* _Exercise_
Identify each line below that contains the word "objectives", and copy it out.

* _Data rows_
______________________________
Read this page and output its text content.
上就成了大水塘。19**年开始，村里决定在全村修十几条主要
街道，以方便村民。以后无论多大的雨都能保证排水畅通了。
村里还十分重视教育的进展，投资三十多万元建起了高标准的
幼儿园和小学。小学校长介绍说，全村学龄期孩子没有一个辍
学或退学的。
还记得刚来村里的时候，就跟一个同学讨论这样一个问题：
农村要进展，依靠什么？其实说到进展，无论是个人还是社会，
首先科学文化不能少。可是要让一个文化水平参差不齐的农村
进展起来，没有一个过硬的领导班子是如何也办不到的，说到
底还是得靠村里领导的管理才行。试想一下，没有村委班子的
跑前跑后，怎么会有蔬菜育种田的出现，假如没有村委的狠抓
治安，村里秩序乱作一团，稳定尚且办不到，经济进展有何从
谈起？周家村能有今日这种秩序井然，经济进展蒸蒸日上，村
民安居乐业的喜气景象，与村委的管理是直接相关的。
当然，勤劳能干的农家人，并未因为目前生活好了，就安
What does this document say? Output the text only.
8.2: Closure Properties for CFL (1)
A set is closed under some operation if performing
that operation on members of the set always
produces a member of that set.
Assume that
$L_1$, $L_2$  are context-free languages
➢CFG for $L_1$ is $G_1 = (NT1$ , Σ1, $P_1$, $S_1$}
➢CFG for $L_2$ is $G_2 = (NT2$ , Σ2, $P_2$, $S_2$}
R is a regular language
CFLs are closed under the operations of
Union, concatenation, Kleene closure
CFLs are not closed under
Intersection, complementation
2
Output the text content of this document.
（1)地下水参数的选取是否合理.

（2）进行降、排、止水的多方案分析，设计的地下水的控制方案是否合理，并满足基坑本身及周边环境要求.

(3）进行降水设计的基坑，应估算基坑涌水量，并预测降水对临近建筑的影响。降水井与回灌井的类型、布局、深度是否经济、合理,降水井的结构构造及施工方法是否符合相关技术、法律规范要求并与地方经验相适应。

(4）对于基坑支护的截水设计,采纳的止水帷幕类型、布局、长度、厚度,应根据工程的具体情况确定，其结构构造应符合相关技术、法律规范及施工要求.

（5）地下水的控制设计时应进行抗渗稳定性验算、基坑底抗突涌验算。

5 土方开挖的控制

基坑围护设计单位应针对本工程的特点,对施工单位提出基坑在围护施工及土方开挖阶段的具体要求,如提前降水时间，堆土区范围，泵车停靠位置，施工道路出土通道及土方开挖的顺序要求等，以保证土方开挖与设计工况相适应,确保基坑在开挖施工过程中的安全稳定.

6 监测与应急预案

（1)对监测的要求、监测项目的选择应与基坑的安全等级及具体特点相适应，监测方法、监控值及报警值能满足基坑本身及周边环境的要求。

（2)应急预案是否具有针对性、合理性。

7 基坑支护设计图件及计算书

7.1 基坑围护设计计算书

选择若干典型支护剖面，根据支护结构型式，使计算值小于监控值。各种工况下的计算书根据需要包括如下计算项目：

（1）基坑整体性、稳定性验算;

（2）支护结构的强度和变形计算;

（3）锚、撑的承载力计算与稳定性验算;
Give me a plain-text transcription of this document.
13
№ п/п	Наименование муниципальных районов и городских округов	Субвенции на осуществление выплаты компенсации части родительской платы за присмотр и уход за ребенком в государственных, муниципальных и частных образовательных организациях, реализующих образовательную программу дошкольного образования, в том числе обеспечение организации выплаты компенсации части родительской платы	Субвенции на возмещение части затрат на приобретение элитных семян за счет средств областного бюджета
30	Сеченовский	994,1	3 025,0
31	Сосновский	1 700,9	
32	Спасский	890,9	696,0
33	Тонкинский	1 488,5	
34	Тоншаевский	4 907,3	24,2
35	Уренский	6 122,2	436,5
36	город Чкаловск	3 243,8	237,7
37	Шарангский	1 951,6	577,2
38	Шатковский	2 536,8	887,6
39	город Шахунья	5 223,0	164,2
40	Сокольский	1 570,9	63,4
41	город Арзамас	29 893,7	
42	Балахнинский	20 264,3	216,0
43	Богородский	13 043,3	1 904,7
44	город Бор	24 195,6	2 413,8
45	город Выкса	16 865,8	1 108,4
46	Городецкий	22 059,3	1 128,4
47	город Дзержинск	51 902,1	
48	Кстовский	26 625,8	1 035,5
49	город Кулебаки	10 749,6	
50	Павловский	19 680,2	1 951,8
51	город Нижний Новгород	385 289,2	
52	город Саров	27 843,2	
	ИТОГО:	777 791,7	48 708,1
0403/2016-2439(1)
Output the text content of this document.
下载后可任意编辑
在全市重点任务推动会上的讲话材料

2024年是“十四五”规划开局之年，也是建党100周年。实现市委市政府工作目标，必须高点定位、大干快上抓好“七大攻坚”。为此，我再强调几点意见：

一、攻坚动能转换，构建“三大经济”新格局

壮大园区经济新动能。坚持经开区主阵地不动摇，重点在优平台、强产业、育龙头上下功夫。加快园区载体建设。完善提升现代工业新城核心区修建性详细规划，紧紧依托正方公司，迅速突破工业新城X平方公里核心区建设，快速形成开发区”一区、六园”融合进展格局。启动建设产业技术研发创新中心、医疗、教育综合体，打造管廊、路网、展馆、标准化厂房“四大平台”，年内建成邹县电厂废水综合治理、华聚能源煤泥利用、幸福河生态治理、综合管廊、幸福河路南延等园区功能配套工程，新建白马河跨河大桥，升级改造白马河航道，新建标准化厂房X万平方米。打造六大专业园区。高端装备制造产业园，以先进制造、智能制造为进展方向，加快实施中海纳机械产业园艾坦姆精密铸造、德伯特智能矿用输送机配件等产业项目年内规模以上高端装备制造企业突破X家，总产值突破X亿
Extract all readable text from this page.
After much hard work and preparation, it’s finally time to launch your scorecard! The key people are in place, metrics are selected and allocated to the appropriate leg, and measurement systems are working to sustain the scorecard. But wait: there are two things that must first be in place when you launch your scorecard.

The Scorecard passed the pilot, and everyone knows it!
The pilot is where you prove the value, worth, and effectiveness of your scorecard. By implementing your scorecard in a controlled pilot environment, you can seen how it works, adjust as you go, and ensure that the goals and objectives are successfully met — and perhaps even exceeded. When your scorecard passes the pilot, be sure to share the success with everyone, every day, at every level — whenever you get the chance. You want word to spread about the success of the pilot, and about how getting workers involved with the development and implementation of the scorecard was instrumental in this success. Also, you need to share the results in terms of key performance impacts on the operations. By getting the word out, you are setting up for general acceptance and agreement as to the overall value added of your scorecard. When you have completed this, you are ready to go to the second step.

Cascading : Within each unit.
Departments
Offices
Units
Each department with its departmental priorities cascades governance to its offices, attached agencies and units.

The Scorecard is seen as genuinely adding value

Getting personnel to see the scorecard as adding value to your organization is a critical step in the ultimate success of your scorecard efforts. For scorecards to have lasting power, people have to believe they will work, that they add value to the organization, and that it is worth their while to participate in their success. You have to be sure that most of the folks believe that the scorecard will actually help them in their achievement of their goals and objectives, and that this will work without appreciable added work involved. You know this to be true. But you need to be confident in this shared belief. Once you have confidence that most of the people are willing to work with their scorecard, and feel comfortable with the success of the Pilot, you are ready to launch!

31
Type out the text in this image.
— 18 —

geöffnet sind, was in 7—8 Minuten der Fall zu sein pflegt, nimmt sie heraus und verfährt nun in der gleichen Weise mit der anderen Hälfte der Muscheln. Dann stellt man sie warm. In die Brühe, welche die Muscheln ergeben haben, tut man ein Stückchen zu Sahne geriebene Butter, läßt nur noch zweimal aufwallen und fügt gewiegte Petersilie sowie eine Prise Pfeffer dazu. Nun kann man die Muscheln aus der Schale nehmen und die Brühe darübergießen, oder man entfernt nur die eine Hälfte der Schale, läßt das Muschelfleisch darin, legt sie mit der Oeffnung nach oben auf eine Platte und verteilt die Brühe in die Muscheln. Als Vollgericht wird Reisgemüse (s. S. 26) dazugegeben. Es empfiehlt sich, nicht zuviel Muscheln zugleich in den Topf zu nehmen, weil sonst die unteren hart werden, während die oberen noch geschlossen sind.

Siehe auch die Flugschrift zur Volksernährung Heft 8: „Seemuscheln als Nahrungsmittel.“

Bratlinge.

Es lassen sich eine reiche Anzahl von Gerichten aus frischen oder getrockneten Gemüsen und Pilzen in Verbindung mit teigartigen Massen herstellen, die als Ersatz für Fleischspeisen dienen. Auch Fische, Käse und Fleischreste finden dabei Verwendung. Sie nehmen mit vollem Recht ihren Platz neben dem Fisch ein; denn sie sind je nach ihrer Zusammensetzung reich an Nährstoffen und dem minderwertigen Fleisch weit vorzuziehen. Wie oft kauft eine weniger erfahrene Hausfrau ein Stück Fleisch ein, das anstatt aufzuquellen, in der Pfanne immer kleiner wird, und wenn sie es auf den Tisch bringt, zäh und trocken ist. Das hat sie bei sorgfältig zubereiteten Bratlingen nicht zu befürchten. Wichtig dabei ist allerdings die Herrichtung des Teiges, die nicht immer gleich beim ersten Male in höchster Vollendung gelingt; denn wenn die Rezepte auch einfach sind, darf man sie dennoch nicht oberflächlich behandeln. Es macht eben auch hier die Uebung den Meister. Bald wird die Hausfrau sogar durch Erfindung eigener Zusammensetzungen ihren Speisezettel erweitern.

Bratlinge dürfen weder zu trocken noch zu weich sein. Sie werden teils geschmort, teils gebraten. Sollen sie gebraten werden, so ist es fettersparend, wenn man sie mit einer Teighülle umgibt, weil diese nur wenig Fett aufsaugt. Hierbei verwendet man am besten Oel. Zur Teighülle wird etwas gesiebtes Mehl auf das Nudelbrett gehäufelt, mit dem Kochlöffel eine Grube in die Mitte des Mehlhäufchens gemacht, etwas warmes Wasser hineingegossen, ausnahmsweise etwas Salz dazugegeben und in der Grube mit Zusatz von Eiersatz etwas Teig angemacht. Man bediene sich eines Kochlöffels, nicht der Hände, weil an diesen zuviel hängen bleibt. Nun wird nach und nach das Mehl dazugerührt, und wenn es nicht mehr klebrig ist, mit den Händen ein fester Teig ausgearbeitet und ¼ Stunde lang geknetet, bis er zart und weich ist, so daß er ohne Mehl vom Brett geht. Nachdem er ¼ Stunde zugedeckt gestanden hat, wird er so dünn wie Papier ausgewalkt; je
______________________________
* _Task response_
The pilot is where you prove the value, worth, and effectiveness of your scorecard. By implementing your scorecard in a controlled pilot environment, you can seen how it works, adjust as you go, and ensure that the goals and objectives are successfully met — and perhaps even exceeded. When your scorecard passes the pilot, be sure to share the success with everyone, every day, at every level — whenever you get the chance. You want word to spread about the success of the pilot, and about how getting workers involved with the development and implementation of the scorecard was instrumental in this success. Also, you need to share the results in terms of key performance impacts on the operations. By getting the word out, you are setting up for general acceptance and agreement as to the overall value added of your scorecard. When you have completed this, you are ready to go to the second step.
Getting personnel to see the scorecard as adding value to your organization is a critical step in the ultimate success of your scorecard efforts. For scorecards to have lasting power, people have to believe they will work, that they add value to the organization, and that it is worth their while to participate in their success. You have to be sure that most of the folks believe that the scorecard will actually help them in their achievement of their goals and objectives, and that this will work without appreciable added work involved. You know this to be true. But you need to be confident in this shared belief. Once you have confidence that most of the people are willing to work with their scorecard, and feel comfortable with the success of the Pilot, you are ready to launch!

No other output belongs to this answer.